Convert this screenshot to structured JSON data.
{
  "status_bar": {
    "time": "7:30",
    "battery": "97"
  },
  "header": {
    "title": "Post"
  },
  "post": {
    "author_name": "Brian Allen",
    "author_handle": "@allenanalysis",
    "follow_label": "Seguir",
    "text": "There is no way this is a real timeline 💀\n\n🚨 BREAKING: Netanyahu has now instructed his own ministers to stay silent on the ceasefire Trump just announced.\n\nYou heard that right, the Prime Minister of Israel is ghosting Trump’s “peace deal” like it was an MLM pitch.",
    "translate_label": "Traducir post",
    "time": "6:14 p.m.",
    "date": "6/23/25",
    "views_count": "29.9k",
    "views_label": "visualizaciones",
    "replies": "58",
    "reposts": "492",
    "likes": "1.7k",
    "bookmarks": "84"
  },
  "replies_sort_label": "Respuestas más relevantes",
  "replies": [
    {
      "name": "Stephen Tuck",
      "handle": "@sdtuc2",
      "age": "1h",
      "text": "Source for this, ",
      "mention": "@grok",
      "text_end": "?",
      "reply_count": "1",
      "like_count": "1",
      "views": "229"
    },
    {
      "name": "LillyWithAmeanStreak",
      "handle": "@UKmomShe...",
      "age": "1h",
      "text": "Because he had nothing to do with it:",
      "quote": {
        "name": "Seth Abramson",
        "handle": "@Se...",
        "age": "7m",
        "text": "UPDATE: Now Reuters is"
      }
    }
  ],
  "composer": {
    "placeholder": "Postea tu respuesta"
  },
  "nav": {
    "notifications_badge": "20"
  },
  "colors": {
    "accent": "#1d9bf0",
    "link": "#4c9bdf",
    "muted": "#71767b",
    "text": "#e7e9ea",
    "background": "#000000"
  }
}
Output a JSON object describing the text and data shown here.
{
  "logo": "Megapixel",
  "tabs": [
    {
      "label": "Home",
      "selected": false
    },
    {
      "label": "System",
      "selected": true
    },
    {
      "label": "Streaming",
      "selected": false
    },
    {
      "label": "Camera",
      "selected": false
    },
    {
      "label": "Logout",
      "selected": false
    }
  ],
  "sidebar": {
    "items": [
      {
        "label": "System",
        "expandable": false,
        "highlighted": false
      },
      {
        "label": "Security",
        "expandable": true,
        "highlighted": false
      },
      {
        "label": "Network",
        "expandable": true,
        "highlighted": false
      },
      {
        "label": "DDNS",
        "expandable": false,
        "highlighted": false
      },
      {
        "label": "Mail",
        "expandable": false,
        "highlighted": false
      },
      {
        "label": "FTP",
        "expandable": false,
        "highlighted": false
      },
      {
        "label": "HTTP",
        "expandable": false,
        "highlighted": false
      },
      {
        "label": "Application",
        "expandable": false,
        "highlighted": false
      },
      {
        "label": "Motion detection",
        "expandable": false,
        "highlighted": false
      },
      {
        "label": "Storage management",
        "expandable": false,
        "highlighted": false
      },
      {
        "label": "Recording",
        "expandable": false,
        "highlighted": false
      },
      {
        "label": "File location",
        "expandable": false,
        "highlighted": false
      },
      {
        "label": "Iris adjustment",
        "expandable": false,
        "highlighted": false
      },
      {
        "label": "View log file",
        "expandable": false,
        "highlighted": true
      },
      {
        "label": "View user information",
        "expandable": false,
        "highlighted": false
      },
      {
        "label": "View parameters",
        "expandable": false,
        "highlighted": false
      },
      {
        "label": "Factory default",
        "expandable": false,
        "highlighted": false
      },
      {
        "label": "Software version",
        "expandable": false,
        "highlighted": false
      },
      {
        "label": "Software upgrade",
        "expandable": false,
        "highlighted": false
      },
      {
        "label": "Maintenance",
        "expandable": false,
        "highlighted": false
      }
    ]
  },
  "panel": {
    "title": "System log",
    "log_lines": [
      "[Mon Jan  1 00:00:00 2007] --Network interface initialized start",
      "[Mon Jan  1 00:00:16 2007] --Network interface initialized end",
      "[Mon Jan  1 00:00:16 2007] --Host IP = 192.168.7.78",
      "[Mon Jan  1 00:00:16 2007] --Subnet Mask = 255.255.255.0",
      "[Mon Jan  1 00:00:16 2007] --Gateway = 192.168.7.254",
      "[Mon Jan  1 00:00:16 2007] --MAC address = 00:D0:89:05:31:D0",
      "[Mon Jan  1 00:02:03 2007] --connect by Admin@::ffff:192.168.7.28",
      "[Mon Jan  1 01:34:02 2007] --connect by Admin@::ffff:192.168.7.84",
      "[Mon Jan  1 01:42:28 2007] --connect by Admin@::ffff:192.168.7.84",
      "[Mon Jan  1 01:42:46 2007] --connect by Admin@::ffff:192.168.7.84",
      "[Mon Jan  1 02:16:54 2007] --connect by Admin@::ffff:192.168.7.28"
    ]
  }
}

•••

◆ What the task asks ◆
All lines above with "interface" in them should be returned.

◆ The completed task ◆
      "[Mon Jan  1 00:00:00 2007] --Network interface initialized start",
      "[Mon Jan  1 00:00:16 2007] --Network interface initialized end",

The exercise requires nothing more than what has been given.